RECORD EXCERPTS.
§ §

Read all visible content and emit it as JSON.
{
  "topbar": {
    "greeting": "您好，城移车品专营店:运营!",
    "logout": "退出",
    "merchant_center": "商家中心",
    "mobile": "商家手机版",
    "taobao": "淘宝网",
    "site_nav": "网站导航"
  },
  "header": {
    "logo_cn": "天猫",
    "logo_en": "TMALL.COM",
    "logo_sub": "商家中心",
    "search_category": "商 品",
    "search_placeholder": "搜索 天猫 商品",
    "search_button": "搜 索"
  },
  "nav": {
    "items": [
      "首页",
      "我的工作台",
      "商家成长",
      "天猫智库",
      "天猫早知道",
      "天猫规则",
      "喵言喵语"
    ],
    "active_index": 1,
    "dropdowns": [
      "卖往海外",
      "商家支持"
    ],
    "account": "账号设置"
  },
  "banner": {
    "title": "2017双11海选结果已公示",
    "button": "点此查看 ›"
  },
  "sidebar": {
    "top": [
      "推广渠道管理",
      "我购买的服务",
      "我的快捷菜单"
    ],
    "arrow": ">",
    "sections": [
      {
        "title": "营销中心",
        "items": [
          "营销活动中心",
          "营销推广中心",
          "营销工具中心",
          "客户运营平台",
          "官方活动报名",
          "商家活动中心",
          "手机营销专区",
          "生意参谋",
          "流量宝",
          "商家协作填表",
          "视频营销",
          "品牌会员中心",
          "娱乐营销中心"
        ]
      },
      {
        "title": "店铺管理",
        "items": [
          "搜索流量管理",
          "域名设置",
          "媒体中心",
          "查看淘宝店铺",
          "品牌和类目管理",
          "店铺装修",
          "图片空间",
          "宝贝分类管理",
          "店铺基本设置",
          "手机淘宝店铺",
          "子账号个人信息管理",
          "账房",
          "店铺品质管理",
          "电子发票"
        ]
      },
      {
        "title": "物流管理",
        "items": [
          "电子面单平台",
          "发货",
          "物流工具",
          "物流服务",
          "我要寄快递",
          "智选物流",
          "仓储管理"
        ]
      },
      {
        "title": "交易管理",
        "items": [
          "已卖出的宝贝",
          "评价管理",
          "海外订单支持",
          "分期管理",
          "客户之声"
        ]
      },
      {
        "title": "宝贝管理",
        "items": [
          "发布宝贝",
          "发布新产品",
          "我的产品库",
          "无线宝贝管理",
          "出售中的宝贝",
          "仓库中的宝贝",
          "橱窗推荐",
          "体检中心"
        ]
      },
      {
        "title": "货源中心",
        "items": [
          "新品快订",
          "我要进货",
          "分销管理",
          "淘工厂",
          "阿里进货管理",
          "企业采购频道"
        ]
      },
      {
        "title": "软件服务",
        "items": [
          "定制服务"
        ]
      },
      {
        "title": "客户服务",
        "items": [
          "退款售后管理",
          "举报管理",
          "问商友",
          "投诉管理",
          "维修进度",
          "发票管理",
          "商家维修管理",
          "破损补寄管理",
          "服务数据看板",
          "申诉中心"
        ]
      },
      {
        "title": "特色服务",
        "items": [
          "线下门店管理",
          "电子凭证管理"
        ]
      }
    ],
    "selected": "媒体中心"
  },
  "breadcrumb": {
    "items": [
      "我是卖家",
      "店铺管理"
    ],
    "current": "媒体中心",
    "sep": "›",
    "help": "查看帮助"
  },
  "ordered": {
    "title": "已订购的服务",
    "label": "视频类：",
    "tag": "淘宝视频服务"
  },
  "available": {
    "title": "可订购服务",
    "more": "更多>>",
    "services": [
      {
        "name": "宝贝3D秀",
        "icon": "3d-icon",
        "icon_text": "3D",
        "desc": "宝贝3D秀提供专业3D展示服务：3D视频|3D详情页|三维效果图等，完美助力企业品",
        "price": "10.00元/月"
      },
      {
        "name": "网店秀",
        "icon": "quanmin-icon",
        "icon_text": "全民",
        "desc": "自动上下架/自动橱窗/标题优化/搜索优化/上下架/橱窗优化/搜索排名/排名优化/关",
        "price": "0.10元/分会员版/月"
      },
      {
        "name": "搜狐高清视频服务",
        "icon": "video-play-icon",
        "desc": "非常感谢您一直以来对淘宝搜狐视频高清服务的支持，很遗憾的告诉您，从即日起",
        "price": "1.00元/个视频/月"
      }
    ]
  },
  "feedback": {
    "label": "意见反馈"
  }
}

§ §

EXERCISE. Transcribe each entry precisely, missing none.

FINISHED TASK.
Read all visible content and emit it as JSON.
{
  "topbar": {
    "greeting": "您好，城移车品专营店:运营!",
    "logout": "退出",
    "merchant_center": "商家中心",
    "mobile": "商家手机版",
    "taobao": "淘宝网",
    "site_nav": "网站导航"
  },
  "header": {
    "logo_cn": "天猫",
    "logo_en": "TMALL.COM",
    "logo_sub": "商家中心",
    "search_category": "商 品",
    "search_placeholder": "搜索 天猫 商品",
    "search_button": "搜 索"
  },
  "nav": {
    "items": [
      "首页",
      "我的工作台",
      "商家成长",
      "天猫智库",
      "天猫早知道",
      "天猫规则",
      "喵言喵语"
    ],
    "active_index": 1,
    "dropdowns": [
      "卖往海外",
      "商家支持"
    ],
    "account": "账号设置"
  },
  "banner": {
    "title": "2017双11海选结果已公示",
    "button": "点此查看 ›"
  },
  "sidebar": {
    "top": [
      "推广渠道管理",
      "我购买的服务",
      "我的快捷菜单"
    ],
    "arrow": ">",
    "sections": [
      {
        "title": "营销中心",
        "items": [
          "营销活动中心",
          "营销推广中心",
          "营销工具中心",
          "客户运营平台",
          "官方活动报名",
          "商家活动中心",
          "手机营销专区",
          "生意参谋",
          "流量宝",
          "商家协作填表",
          "视频营销",
          "品牌会员中心",
          "娱乐营销中心"
        ]
      },
      {
        "title": "店铺管理",
        "items": [
          "搜索流量管理",
          "域名设置",
          "媒体中心",
          "查看淘宝店铺",
          "品牌和类目管理",
          "店铺装修",
          "图片空间",
          "宝贝分类管理",
          "店铺基本设置",
          "手机淘宝店铺",
          "子账号个人信息管理",
          "账房",
          "店铺品质管理",
          "电子发票"
        ]
      },
      {
        "title": "物流管理",
        "items": [
          "电子面单平台",
          "发货",
          "物流工具",
          "物流服务",
          "我要寄快递",
          "智选物流",
          "仓储管理"
        ]
      },
      {
        "title": "交易管理",
        "items": [
          "已卖出的宝贝",
          "评价管理",
          "海外订单支持",
          "分期管理",
          "客户之声"
        ]
      },
      {
        "title": "宝贝管理",
        "items": [
          "发布宝贝",
          "发布新产品",
          "我的产品库",
          "无线宝贝管理",
          "出售中的宝贝",
          "仓库中的宝贝",
          "橱窗推荐",
          "体检中心"
        ]
      },
      {
        "title": "货源中心",
        "items": [
          "新品快订",
          "我要进货",
          "分销管理",
          "淘工厂",
          "阿里进货管理",
          "企业采购频道"
        ]
      },
      {
        "title": "软件服务",
        "items": [
          "定制服务"
        ]
      },
      {
        "title": "客户服务",
        "items": [
          "退款售后管理",
          "举报管理",
          "问商友",
          "投诉管理",
          "维修进度",
          "发票管理",
          "商家维修管理",
          "破损补寄管理",
          "服务数据看板",
          "申诉中心"
        ]
      },
      {
        "title": "特色服务",
        "items": [
          "线下门店管理",
          "电子凭证管理"
        ]
      }
    ],
    "selected": "媒体中心"
  },
  "breadcrumb": {
    "items": [
      "我是卖家",
      "店铺管理"
    ],
    "current": "媒体中心",
    "sep": "›",
    "help": "查看帮助"
  },
  "ordered": {
    "title": "已订购的服务",
    "label": "视频类：",
    "tag": "淘宝视频服务"
  },
  "available": {
    "title": "可订购服务",
    "more": "更多>>",
    "services": [
      {
        "name": "宝贝3D秀",
        "icon": "3d-icon",
        "icon_text": "3D",
        "desc": "宝贝3D秀提供专业3D展示服务：3D视频|3D详情页|三维效果图等，完美助力企业品",
        "price": "10.00元/月"
      },
      {
        "name": "网店秀",
        "icon": "quanmin-icon",
        "icon_text": "全民",
        "desc": "自动上下架/自动橱窗/标题优化/搜索优化/上下架/橱窗优化/搜索排名/排名优化/关",
        "price": "0.10元/分会员版/月"
      },
      {
        "name": "搜狐高清视频服务",
        "icon": "video-play-icon",
        "desc": "非常感谢您一直以来对淘宝搜狐视频高清服务的支持，很遗憾的告诉您，从即日起",
        "price": "1.00元/个视频/月"
      }
    ]
  },
  "feedback": {
    "label": "意见反馈"
  }
}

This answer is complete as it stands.